# Problem
Pick up the forum thread below about how to answer "Gratulerer med dagen!" in Norwegian, and carry it on past its last line.

# Extract to read
[BEGIN]

# Norwegian: same to you



## StunningNorway

Hei alle sammen

If a person said to me, "Gratulerer med dagen!", would my best response be, "I liker måte," or "Samme til d*e*g."

Mange takk.


----------



## TrampGuy

I suppose you meant "Samme til d*e*g" which means about the same as "i like måte" - both mean : 'same to you' or 'you too'. Therefore I suppose neither would be correct, unless that person has a birthday that same day too . 
I would go with 'tak' or some variation of 'thank you'.

(but let's see what the Norwegians say)


----------



## basslop

I agree completely with you TrampGuy. StunningNorway, since you ask your question just after 17th of May, you may hear many Norwegians say "gratulerer med dagen" to each other and they get the answer "takk i like måte/takk det samme/samme til deg". A national day is kind of every inhabitants birthday.

[END]

# Record list

[BEGIN]

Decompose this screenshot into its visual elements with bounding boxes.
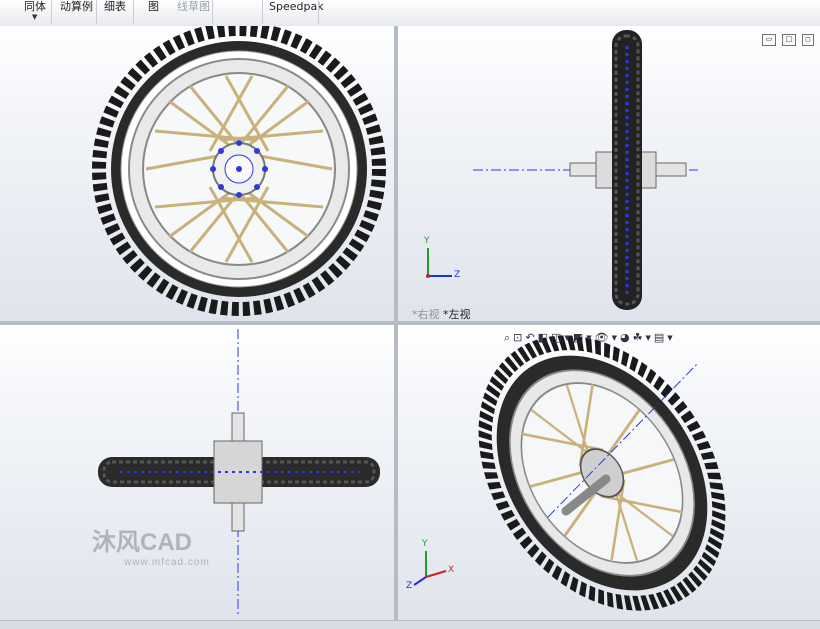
heads-up-view-toolbar: ⌕ ⊡ ↶ ◧ ◫ ▼ ◩ ▼ 👁 ▼ ◕ ☘ ▼ ▤ ▼ [504,330,673,346]
toolbar-item-speedpak[interactable]: Speedpak [269,0,324,16]
viewport-top[interactable] [0,325,394,620]
view-orientation-icon[interactable]: ◫ [551,331,561,345]
zoom-to-fit-icon[interactable]: ⌕ [504,331,510,345]
chevron-down-icon[interactable]: ▼ [586,331,591,345]
axis-label-z-iso: Z [406,581,413,591]
view-label-text: *左视 [443,308,471,321]
viewport-restore-icon[interactable]: ▭ [762,34,776,46]
toolbar-separator [96,0,97,24]
toolbar-item-drawing[interactable]: 图 [148,0,159,16]
wheel-isometric-view [413,335,726,611]
hub-center-point [236,166,242,172]
display-style-icon[interactable]: ◩ [573,331,583,345]
chevron-down-icon[interactable]: ▼ [612,331,617,345]
view-orientation-label: *右视 *左视 [412,306,471,322]
view-label-ghost: *右视 [412,308,440,321]
wheel-front-view [92,26,386,316]
toolbar-separator [51,0,52,24]
toolbar-separator [318,0,319,24]
toolbar-separator [133,0,134,24]
viewport-right[interactable]: Y Z [398,26,820,321]
chevron-down-icon[interactable]: ▼ [645,331,650,345]
toolbar-item-motion-study[interactable]: 动算例 [60,0,93,16]
coordinate-triad-iso [413,551,447,586]
viewport-splitter-horizontal[interactable] [0,321,820,325]
toolbar-item-sketch[interactable]: 线草图 [177,0,210,16]
section-view-icon[interactable]: ◧ [538,331,548,345]
axis-label-z: Z [454,270,461,280]
viewport-maximize-icon[interactable]: ◻ [802,34,814,46]
watermark-url: www.mfcad.com [124,557,210,568]
viewport-isometric[interactable]: Y X Z [398,325,820,620]
watermark: 沐风CAD www.mfcad.com [92,522,210,568]
toolbar-separator [262,0,263,24]
viewport-front[interactable] [0,26,394,321]
view-settings-icon[interactable]: ▤ [654,331,664,345]
command-manager-toolbar: 同体 ▼ 动算例 细表 图 线草图 Speedpak [0,0,820,27]
apply-scene-icon[interactable]: ☘ [633,331,643,345]
axis-label-y-iso: Y [422,539,428,549]
previous-view-icon[interactable]: ↶ [525,331,534,345]
chevron-down-icon[interactable]: ▼ [667,331,672,345]
toolbar-separator [212,0,213,24]
watermark-logo: 沐风CAD [92,529,192,556]
wheel-top-view [98,329,380,615]
toolbar-item-bom[interactable]: 细表 [104,0,126,16]
axis-label-x-iso: X [448,565,455,575]
edit-appearance-icon[interactable]: ◕ [620,331,630,345]
viewport-tile-icon[interactable]: □ [782,34,796,46]
coordinate-triad [426,248,452,278]
wheel-side-view [426,30,698,310]
axis-label-y: Y [424,236,430,246]
chevron-down-icon[interactable]: ▼ [564,331,569,345]
zoom-to-area-icon[interactable]: ⊡ [513,331,522,345]
hide-show-items-icon[interactable]: 👁 [595,331,609,345]
chevron-down-icon[interactable]: ▼ [32,13,37,21]
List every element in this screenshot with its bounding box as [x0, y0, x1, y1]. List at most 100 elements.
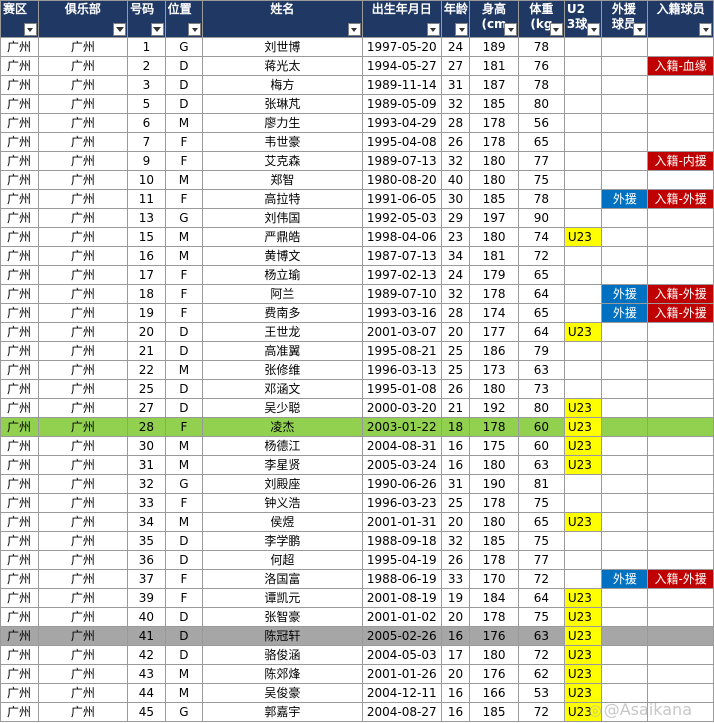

[END]

# Answer to the task
----------



## StunningNorway

Hei TrampGuy

I'm going to a 'syttende mai' celebration tomorrow. I thought that the Norwegians would say, "Gratulerer med dagen", to each other, for this particular celebration. But, maybe not! I was hoping to be able to say a few things in Norwegian, because it's only on a rare occasion that I hear the language spoken!! 

So, I'm not going to a person's birthday party, as such. 

Maybe, my congratulatory phrase is wrong.....in which case, I'll need to start a new thread. I'm not sure. 

Thank you for trying to help.


----------



## StunningNorway

Hei basslop

I think that we have sort of crossed over.....(I was replying to TrampGuy, as you were posting.)
I will try to use the phrases that you have suggested.

Mange takk.


----------



## TrampGuy

*@StunningNorway* - I see, the context was unclear to me, and when I hear "Gratulerer med dagen!" I immediately get a birthday connotation. I suppose you should use basslop's advice then. Btw, I was not aware 17 mai celebrations are still carried a few days after that day.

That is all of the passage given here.